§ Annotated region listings
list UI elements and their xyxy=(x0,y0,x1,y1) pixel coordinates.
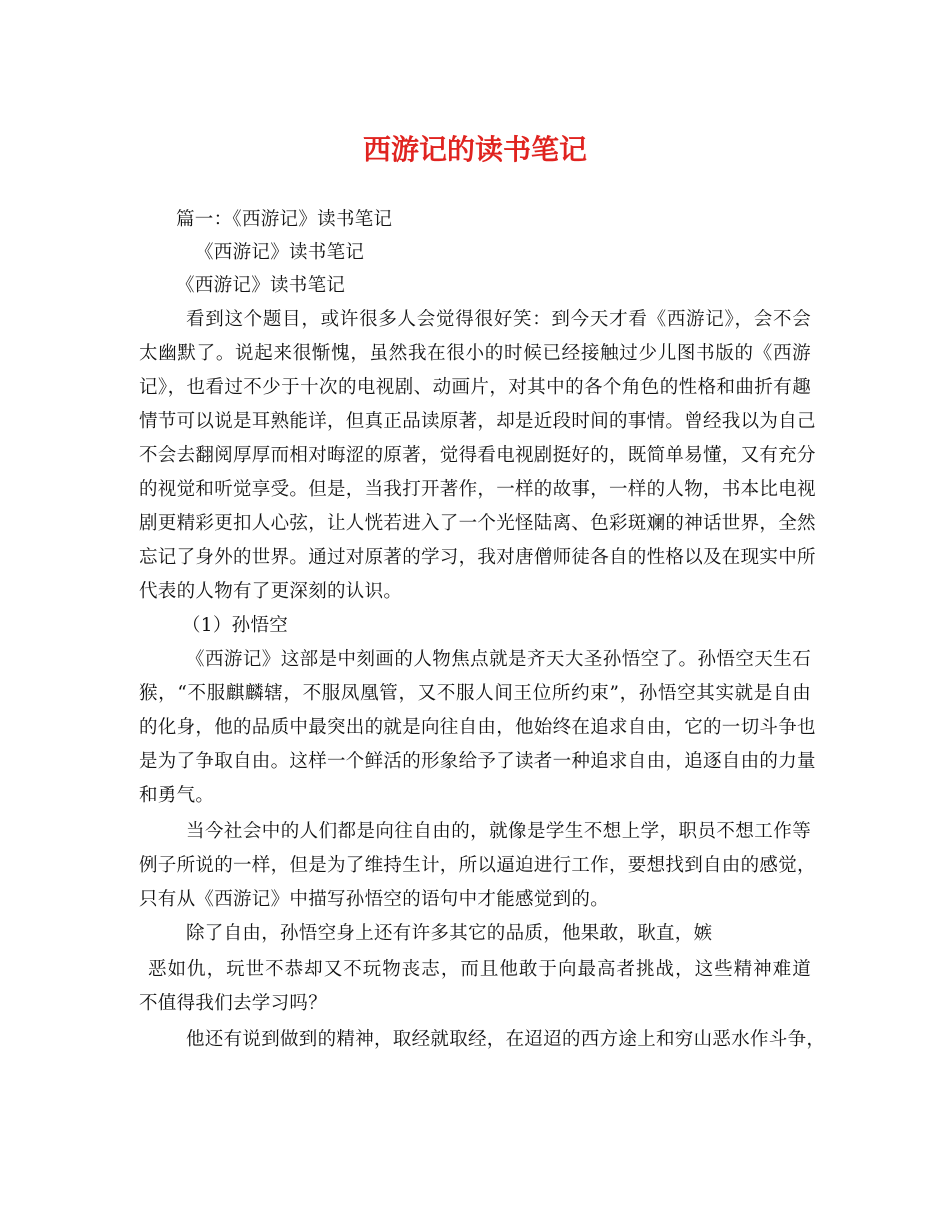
paragraph-line: 猴，“不服麒麟辖，不服凤凰管，又不服人间王位所约束”，孙悟空其实就是自由 xyxy=(139,683,811,704)
paragraph-line: 太幽默了。说起来很惭愧，虽然我在很小的时候已经接触过少儿图书版的《西游 xyxy=(139,343,811,364)
paragraph-line: 情节可以说是耳熟能详，但真正品读原著，却是近段时间的事情。曾经我以为自己 xyxy=(139,411,816,432)
paragraph-line: 的化身，他的品质中最突出的就是向往自由，他始终在追求自由，它的一切斗争也 xyxy=(139,717,816,738)
paragraph-line: 他还有说到做到的精神，取经就取经，在迢迢的西方途上和穷山恶水作斗争， xyxy=(186,1029,826,1050)
subheading: 《西游记》读书笔记 xyxy=(195,242,365,263)
paragraph-line: 当今社会中的人们都是向往自由的，就像是学生不想上学，职员不想工作等 xyxy=(186,821,811,842)
paragraph-line: 忘记了身外的世界。通过对原著的学习，我对唐僧师徒各自的性格以及在现实中所 xyxy=(139,547,816,568)
paragraph-line: 是为了争取自由。这样一个鲜活的形象给予了读者一种追求自由，追逐自由的力量 xyxy=(139,751,816,772)
paragraph-line: 代表的人物有了更深刻的认识。 xyxy=(139,581,403,602)
paragraph-line: 不值得我们去学习吗？ xyxy=(139,993,328,1014)
paragraph-line: 看到这个题目，或许很多人会觉得很好笑：到今天才看《西游记》，会不会 xyxy=(186,309,811,330)
paragraph-line: 的视觉和听觉享受。但是，当我打开著作，一样的故事，一样的人物，书本比电视 xyxy=(139,479,816,500)
subheading: 《西游记》读书笔记 xyxy=(176,275,346,296)
paragraph-line: 《西游记》这部是中刻画的人物焦点就是齐天大圣孙悟空了。孙悟空天生石 xyxy=(186,649,811,670)
document-title: 西游记的读书笔记 xyxy=(362,133,587,166)
paragraph-line: 恶如仇，玩世不恭却又不玩物丧志，而且他敢于向最高者挑战，这些精神难道 xyxy=(148,959,811,980)
paragraph-line: 只有从《西游记》中描写孙悟空的语句中才能感觉到的。 xyxy=(139,889,610,910)
character-heading: （1）孙悟空 xyxy=(182,615,289,636)
paragraph-line: 除了自由，孙悟空身上还有许多其它的品质，他果敢，耿直，嫉 xyxy=(186,923,713,944)
paragraph-line: 剧更精彩更扣人心弦，让人恍若进入了一个光怪陆离、色彩斑斓的神话世界，全然 xyxy=(139,513,816,534)
paragraph-line: 例子所说的一样，但是为了维持生计，所以逼迫进行工作，要想找到自由的感觉， xyxy=(139,855,816,876)
paragraph-line: 不会去翻阅厚厚而相对晦涩的原著，觉得看电视剧挺好的，既简单易懂，又有充分 xyxy=(139,445,816,466)
paragraph-line: 记》，也看过不少于十次的电视剧、动画片，对其中的各个角色的性格和曲折有趣 xyxy=(139,377,811,398)
section-heading: 篇一：《西游记》读书笔记 xyxy=(176,209,393,230)
paragraph-line: 和勇气。 xyxy=(139,785,215,806)
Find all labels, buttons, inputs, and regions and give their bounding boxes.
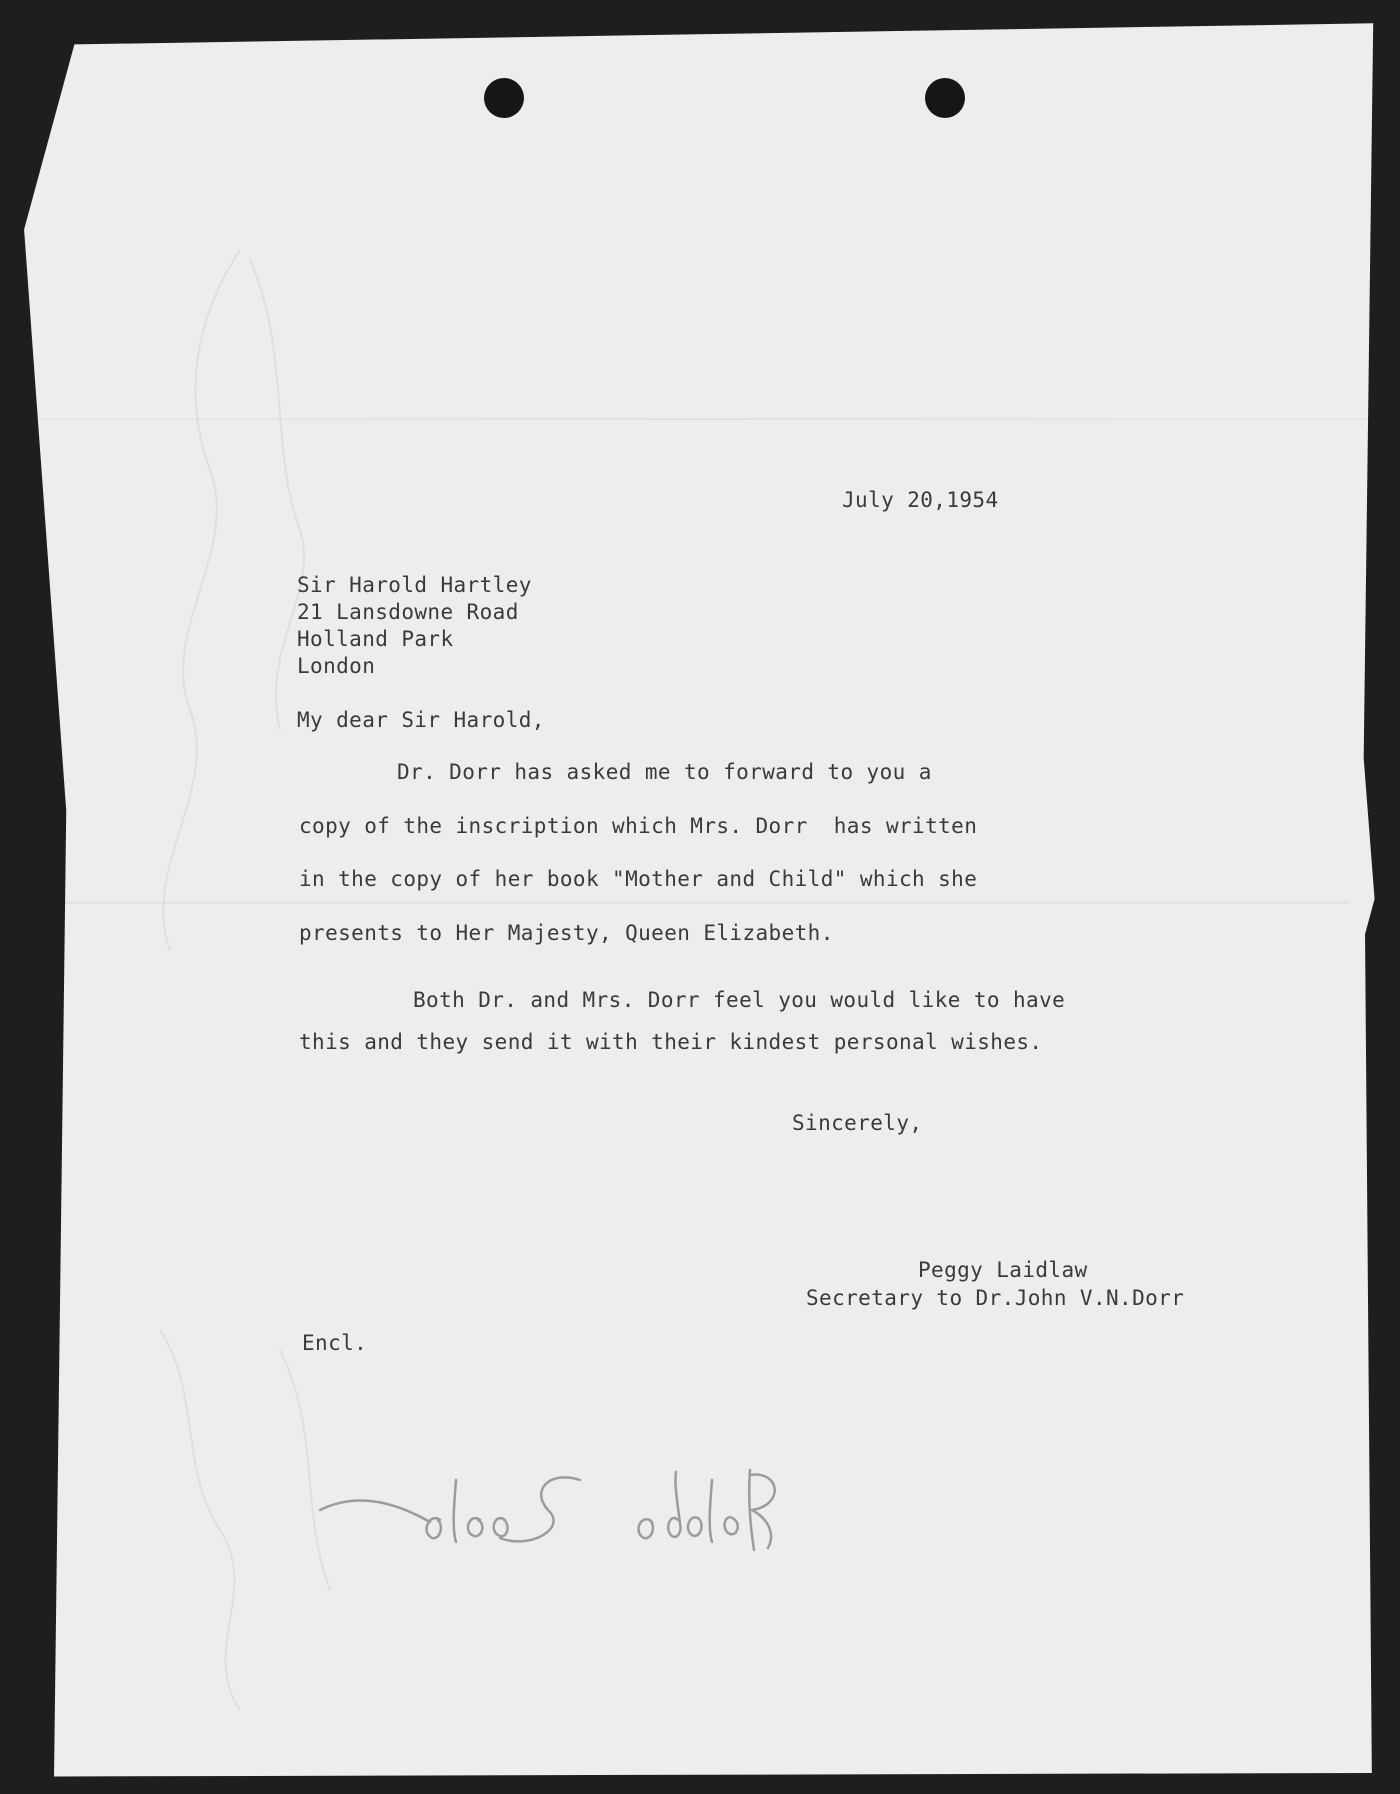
- punch-hole-right: [925, 78, 965, 118]
- letter-date: July 20,1954: [842, 488, 999, 512]
- salutation: My dear Sir Harold,: [297, 708, 545, 732]
- enclosure-note: Encl.: [302, 1331, 368, 1355]
- recipient-street: 21 Lansdowne Road: [297, 600, 519, 624]
- recipient-district: Holland Park: [297, 627, 454, 651]
- body-paragraph-1-line-4: presents to Her Majesty, Queen Elizabeth.: [299, 921, 834, 945]
- punch-hole-left: [484, 78, 524, 118]
- body-paragraph-1-line-1: Dr. Dorr has asked me to forward to you a: [397, 760, 932, 784]
- recipient-name: Sir Harold Hartley: [297, 573, 532, 597]
- signatory-name: Peggy Laidlaw: [918, 1258, 1088, 1282]
- signatory-title: Secretary to Dr.John V.N.Dorr: [806, 1286, 1185, 1310]
- body-paragraph-2-line-1: Both Dr. and Mrs. Dorr feel you would like to have: [413, 988, 1066, 1012]
- body-paragraph-1-line-2: copy of the inscription which Mrs. Dorr has written: [299, 814, 978, 838]
- recipient-city: London: [297, 654, 376, 678]
- body-paragraph-1-line-3: in the copy of her book "Mother and Child" which she: [299, 867, 978, 891]
- handwritten-signature: [280, 1450, 780, 1560]
- body-paragraph-2-line-2: this and they send it with their kindest personal wishes.: [299, 1030, 1043, 1054]
- closing: Sincerely,: [792, 1111, 923, 1135]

§ Instruction
Reproduce the lines of the records between the line holding "- punch-hole-right: [925, 78, 965, 118]" and the line holding "- recipient-street: 21", inclusive.

§ Result below
- punch-hole-right: [925, 78, 965, 118]
- letter-date: July 20,1954: [842, 488, 999, 512]
- salutation: My dear Sir Harold,: [297, 708, 545, 732]
- enclosure-note: Encl.: [302, 1331, 368, 1355]
- recipient-street: 21 Lansdowne Road: [297, 600, 519, 624]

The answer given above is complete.